Michael Torres had been charged with a felony for allegedly failing to disclose in a job application a past criminal record for gambling.

Michael Torres, former Islip Conservative party leader, leaves

Michael Torres, former Islip Conservative party leader, leaves the courtroom at Central Islip Criminal Court on Nov. 6, 2014. Credit: James Carbone

Former Islip Conservative Chairman Michael Torres has pleaded guilty to disorderly conduct and agreed to pay a $250 fine for failing to disclose in an Islip town job application a past criminal record for gambling.

The case was resolved as a non-criminal violation Friday before State Supreme Court Justice Fernando Camacho. Torres had been arrested in 2014 and charged with offering a false instrument for filing in the first degree—a Class E felony.

The original charge alleged that Torres failed to disclose his prior misdemeanor conviction for promoting gambling in the second degree in response to a question on a 2013 job application for the Islip Board of Reassessment Review on whether he had ever been convicted of a crime. Torres left the part-time, $8,000-a-year post in 2015 when he moved from Islip to Eastport.

Torres, 44, still influential in the Suffolk Conservative Committee as party secretary, said, “On behalf of my wife, Betsy, and our newborn son, Brayden, we are glad to have the matter concluded and behind us. Our family looks forward to a fresh start in 2018.”

Robert Clifford, a district attorney’s spokesman, said the disposition “was the result of a number of factors, including issues relating to the strength of evidence and an assessment of whether the case could be proven at trial beyond a reasonable doubt.”

While there was probable cause for Torres’ initial arrest, Clifford said, Torres insisted in a post-arrest investigation that he was unaware that his guilty plea constituted a criminal conviction and was not informed as such by his then attorney, now deceased.

[Items listed in a dataset]
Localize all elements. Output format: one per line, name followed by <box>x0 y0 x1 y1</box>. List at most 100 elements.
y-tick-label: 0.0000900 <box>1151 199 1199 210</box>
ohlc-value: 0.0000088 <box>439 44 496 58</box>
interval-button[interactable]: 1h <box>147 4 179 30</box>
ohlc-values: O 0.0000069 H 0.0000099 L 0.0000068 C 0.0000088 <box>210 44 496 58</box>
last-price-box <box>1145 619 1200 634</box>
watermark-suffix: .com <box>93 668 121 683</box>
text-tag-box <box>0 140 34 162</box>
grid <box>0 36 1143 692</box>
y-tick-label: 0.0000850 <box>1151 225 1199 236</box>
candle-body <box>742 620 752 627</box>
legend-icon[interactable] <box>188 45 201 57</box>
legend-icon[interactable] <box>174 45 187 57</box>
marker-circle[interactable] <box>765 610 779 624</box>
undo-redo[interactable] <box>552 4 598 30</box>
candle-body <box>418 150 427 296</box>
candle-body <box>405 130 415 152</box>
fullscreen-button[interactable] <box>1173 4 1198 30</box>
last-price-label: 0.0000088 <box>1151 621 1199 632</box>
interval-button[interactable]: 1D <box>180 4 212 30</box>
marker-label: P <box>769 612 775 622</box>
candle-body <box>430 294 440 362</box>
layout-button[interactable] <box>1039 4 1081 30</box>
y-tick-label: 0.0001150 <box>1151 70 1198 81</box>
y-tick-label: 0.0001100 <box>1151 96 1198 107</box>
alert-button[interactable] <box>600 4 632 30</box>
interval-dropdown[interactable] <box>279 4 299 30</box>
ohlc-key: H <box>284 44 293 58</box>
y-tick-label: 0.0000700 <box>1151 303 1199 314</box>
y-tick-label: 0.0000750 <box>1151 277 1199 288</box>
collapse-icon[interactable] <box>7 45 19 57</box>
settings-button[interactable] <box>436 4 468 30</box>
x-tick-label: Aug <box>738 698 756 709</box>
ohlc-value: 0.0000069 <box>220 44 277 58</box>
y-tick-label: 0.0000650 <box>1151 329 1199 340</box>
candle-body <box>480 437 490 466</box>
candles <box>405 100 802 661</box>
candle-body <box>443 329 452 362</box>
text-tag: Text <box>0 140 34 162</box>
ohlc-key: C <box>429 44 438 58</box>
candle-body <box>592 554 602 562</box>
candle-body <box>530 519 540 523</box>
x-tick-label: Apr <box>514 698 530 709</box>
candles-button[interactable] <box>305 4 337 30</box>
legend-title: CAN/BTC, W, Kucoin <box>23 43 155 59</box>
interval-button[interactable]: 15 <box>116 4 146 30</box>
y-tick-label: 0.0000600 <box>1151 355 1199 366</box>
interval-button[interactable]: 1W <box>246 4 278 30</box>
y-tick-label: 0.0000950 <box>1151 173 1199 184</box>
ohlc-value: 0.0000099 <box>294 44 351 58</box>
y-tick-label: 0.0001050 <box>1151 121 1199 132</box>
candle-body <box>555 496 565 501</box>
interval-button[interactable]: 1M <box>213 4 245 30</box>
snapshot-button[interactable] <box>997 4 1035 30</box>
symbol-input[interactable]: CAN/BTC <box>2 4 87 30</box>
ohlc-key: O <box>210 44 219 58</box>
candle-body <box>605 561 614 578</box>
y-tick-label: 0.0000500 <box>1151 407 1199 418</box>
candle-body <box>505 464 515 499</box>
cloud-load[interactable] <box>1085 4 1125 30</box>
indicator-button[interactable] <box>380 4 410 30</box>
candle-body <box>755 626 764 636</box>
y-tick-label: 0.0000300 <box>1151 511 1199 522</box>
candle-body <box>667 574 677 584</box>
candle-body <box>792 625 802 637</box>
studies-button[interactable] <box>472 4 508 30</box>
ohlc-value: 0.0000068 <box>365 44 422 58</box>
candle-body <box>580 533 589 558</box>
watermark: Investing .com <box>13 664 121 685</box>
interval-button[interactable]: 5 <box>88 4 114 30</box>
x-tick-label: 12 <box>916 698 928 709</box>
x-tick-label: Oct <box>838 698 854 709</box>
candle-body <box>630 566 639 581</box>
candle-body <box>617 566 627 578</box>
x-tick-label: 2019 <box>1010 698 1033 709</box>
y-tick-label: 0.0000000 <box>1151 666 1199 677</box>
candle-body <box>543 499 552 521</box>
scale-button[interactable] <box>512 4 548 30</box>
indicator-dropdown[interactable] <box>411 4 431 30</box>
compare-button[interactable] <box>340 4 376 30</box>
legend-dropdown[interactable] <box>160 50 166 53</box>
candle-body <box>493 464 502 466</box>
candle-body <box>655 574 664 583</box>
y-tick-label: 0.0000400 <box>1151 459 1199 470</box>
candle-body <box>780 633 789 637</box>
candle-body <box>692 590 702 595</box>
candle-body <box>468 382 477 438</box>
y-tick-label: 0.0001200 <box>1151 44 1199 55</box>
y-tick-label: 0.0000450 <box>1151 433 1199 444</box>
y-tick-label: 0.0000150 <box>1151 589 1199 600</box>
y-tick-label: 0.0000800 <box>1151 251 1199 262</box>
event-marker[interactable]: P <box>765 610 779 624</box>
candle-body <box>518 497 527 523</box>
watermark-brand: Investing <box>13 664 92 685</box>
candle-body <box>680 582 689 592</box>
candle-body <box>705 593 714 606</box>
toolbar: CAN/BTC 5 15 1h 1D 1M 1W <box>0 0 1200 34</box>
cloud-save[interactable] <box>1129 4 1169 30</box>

STATED EXERCISE 1:
Name every person the news article about Michael Torres identifies by name.
STATED EXERCISE 2:
Using the news article about Michael Torres, determine whether each statement below agrees with it: (a) Torres agreed to pay a $500 fine. (b) The job application in question dated from 2013. (c) Torres left the Islip post in 2015 when he moved to Eastport.

FULL RESPONSE 1:
Michael Torres, James Carbone, Fernando Camacho, Betsy, Brayden, Robert Clifford

FULL RESPONSE 2:
(a) No: "agreed to pay a $250 fine"
(b) Yes: "a 2013 job application for the Islip Board of Reassessment Review"
(c) Yes: "Torres left the part-time, $8,000-a-year post in 2015 when he moved from Islip to Eastport."